*Record excerpts*:
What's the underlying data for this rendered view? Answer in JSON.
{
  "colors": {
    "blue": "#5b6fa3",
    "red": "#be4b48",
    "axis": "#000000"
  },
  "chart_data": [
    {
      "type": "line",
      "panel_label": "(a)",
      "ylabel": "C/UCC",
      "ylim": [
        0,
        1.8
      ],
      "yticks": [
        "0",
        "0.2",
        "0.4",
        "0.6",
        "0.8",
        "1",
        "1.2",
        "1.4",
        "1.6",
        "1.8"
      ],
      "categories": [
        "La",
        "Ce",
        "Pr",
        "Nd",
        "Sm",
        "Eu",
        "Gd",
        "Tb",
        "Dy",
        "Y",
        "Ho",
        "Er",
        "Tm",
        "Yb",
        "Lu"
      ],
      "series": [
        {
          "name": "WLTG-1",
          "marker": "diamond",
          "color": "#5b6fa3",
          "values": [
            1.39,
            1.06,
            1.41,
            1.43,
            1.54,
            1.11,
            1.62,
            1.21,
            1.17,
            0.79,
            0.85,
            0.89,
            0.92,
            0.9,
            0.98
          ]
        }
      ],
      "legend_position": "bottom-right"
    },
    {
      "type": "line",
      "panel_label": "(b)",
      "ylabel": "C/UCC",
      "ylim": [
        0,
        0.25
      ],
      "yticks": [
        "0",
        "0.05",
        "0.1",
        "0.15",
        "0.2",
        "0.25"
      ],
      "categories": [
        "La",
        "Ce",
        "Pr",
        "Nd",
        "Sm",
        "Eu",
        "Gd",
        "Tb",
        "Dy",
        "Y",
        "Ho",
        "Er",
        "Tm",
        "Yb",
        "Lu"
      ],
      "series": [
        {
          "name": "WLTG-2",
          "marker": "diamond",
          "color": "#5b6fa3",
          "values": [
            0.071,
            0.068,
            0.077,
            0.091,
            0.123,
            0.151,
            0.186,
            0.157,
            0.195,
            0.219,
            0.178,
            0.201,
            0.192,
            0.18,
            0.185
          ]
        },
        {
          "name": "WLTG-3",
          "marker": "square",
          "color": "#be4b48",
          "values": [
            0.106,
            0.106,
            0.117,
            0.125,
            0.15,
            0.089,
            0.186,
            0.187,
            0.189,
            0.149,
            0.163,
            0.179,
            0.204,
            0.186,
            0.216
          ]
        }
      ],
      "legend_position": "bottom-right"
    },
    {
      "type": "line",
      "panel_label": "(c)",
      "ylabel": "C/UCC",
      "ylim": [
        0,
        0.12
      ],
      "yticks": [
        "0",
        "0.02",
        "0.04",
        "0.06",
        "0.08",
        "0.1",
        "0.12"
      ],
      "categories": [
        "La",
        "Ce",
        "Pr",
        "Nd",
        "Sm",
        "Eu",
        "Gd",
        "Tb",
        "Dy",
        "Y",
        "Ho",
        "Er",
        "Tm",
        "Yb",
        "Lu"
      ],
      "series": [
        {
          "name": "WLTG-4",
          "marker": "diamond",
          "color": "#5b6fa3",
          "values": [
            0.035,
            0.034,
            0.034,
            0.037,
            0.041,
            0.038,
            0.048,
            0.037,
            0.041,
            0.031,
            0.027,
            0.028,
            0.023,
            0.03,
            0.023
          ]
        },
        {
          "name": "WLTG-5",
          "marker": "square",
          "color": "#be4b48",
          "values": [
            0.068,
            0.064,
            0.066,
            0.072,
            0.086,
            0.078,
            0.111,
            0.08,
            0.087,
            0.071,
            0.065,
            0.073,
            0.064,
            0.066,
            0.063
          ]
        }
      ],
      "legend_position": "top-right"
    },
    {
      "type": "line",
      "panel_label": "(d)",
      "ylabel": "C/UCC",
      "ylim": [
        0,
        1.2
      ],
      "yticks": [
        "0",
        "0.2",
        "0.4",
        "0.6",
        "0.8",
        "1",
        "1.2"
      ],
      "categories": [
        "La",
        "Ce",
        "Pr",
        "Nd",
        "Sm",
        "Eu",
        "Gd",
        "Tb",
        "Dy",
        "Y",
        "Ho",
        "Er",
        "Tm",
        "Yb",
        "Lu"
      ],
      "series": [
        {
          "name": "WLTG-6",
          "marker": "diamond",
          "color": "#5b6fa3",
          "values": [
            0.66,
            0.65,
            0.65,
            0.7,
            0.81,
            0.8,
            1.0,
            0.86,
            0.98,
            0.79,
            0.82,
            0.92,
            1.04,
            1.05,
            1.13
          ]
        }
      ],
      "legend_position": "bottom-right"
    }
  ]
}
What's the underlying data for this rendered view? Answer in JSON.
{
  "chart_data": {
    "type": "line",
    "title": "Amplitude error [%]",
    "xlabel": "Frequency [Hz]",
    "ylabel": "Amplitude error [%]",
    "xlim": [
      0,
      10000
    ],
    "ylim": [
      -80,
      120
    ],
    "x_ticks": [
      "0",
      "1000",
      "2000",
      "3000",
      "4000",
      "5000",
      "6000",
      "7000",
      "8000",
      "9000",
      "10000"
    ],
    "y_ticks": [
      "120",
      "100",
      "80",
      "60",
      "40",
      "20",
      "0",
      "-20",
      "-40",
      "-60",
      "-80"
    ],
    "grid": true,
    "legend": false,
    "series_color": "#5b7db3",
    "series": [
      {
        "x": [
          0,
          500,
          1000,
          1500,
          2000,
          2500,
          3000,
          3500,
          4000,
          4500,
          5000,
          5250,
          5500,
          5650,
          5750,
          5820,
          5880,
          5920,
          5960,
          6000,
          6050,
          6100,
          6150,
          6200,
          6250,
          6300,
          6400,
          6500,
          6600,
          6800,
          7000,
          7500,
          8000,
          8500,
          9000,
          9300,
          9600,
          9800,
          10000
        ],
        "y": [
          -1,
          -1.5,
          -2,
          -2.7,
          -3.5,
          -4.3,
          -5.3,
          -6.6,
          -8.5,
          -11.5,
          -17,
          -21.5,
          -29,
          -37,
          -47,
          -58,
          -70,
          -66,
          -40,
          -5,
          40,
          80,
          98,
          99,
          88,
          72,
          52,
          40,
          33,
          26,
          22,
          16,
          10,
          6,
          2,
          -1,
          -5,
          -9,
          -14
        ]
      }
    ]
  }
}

*Goal*:
Type out all of the material again, word for word.

*Expected output*:
What's the underlying data for this rendered view? Answer in JSON.
{
  "colors": {
    "blue": "#5b6fa3",
    "red": "#be4b48",
    "axis": "#000000"
  },
  "chart_data": [
    {
      "type": "line",
      "panel_label": "(a)",
      "ylabel": "C/UCC",
      "ylim": [
        0,
        1.8
      ],
      "yticks": [
        "0",
        "0.2",
        "0.4",
        "0.6",
        "0.8",
        "1",
        "1.2",
        "1.4",
        "1.6",
        "1.8"
      ],
      "categories": [
        "La",
        "Ce",
        "Pr",
        "Nd",
        "Sm",
        "Eu",
        "Gd",
        "Tb",
        "Dy",
        "Y",
        "Ho",
        "Er",
        "Tm",
        "Yb",
        "Lu"
      ],
      "series": [
        {
          "name": "WLTG-1",
          "marker": "diamond",
          "color": "#5b6fa3",
          "values": [
            1.39,
            1.06,
            1.41,
            1.43,
            1.54,
            1.11,
            1.62,
            1.21,
            1.17,
            0.79,
            0.85,
            0.89,
            0.92,
            0.9,
            0.98
          ]
        }
      ],
      "legend_position": "bottom-right"
    },
    {
      "type": "line",
      "panel_label": "(b)",
      "ylabel": "C/UCC",
      "ylim": [
        0,
        0.25
      ],
      "yticks": [
        "0",
        "0.05",
        "0.1",
        "0.15",
        "0.2",
        "0.25"
      ],
      "categories": [
        "La",
        "Ce",
        "Pr",
        "Nd",
        "Sm",
        "Eu",
        "Gd",
        "Tb",
        "Dy",
        "Y",
        "Ho",
        "Er",
        "Tm",
        "Yb",
        "Lu"
      ],
      "series": [
        {
          "name": "WLTG-2",
          "marker": "diamond",
          "color": "#5b6fa3",
          "values": [
            0.071,
            0.068,
            0.077,
            0.091,
            0.123,
            0.151,
            0.186,
            0.157,
            0.195,
            0.219,
            0.178,
            0.201,
            0.192,
            0.18,
            0.185
          ]
        },
        {
          "name": "WLTG-3",
          "marker": "square",
          "color": "#be4b48",
          "values": [
            0.106,
            0.106,
            0.117,
            0.125,
            0.15,
            0.089,
            0.186,
            0.187,
            0.189,
            0.149,
            0.163,
            0.179,
            0.204,
            0.186,
            0.216
          ]
        }
      ],
      "legend_position": "bottom-right"
    },
    {
      "type": "line",
      "panel_label": "(c)",
      "ylabel": "C/UCC",
      "ylim": [
        0,
        0.12
      ],
      "yticks": [
        "0",
        "0.02",
        "0.04",
        "0.06",
        "0.08",
        "0.1",
        "0.12"
      ],
      "categories": [
        "La",
        "Ce",
        "Pr",
        "Nd",
        "Sm",
        "Eu",
        "Gd",
        "Tb",
        "Dy",
        "Y",
        "Ho",
        "Er",
        "Tm",
        "Yb",
        "Lu"
      ],
      "series": [
        {
          "name": "WLTG-4",
          "marker": "diamond",
          "color": "#5b6fa3",
          "values": [
            0.035,
            0.034,
            0.034,
            0.037,
            0.041,
            0.038,
            0.048,
            0.037,
            0.041,
            0.031,
            0.027,
            0.028,
            0.023,
            0.03,
            0.023
          ]
        },
        {
          "name": "WLTG-5",
          "marker": "square",
          "color": "#be4b48",
          "values": [
            0.068,
            0.064,
            0.066,
            0.072,
            0.086,
            0.078,
            0.111,
            0.08,
            0.087,
            0.071,
            0.065,
            0.073,
            0.064,
            0.066,
            0.063
          ]
        }
      ],
      "legend_position": "top-right"
    },
    {
      "type": "line",
      "panel_label": "(d)",
      "ylabel": "C/UCC",
      "ylim": [
        0,
        1.2
      ],
      "yticks": [
        "0",
        "0.2",
        "0.4",
        "0.6",
        "0.8",
        "1",
        "1.2"
      ],
      "categories": [
        "La",
        "Ce",
        "Pr",
        "Nd",
        "Sm",
        "Eu",
        "Gd",
        "Tb",
        "Dy",
        "Y",
        "Ho",
        "Er",
        "Tm",
        "Yb",
        "Lu"
      ],
      "series": [
        {
          "name": "WLTG-6",
          "marker": "diamond",
          "color": "#5b6fa3",
          "values": [
            0.66,
            0.65,
            0.65,
            0.7,
            0.81,
            0.8,
            1.0,
            0.86,
            0.98,
            0.79,
            0.82,
            0.92,
            1.04,
            1.05,
            1.13
          ]
        }
      ],
      "legend_position": "bottom-right"
    }
  ]
}
What's the underlying data for this rendered view? Answer in JSON.
{
  "chart_data": {
    "type": "line",
    "title": "Amplitude error [%]",
    "xlabel": "Frequency [Hz]",
    "ylabel": "Amplitude error [%]",
    "xlim": [
      0,
      10000
    ],
    "ylim": [
      -80,
      120
    ],
    "x_ticks": [
      "0",
      "1000",
      "2000",
      "3000",
      "4000",
      "5000",
      "6000",
      "7000",
      "8000",
      "9000",
      "10000"
    ],
    "y_ticks": [
      "120",
      "100",
      "80",
      "60",
      "40",
      "20",
      "0",
      "-20",
      "-40",
      "-60",
      "-80"
    ],
    "grid": true,
    "legend": false,
    "series_color": "#5b7db3",
    "series": [
      {
        "x": [
          0,
          500,
          1000,
          1500,
          2000,
          2500,
          3000,
          3500,
          4000,
          4500,
          5000,
          5250,
          5500,
          5650,
          5750,
          5820,
          5880,
          5920,
          5960,
          6000,
          6050,
          6100,
          6150,
          6200,
          6250,
          6300,
          6400,
          6500,
          6600,
          6800,
          7000,
          7500,
          8000,
          8500,
          9000,
          9300,
          9600,
          9800,
          10000
        ],
        "y": [
          -1,
          -1.5,
          -2,
          -2.7,
          -3.5,
          -4.3,
          -5.3,
          -6.6,
          -8.5,
          -11.5,
          -17,
          -21.5,
          -29,
          -37,
          -47,
          -58,
          -70,
          -66,
          -40,
          -5,
          40,
          80,
          98,
          99,
          88,
          72,
          52,
          40,
          33,
          26,
          22,
          16,
          10,
          6,
          2,
          -1,
          -5,
          -9,
          -14
        ]
      }
    ]
  }
}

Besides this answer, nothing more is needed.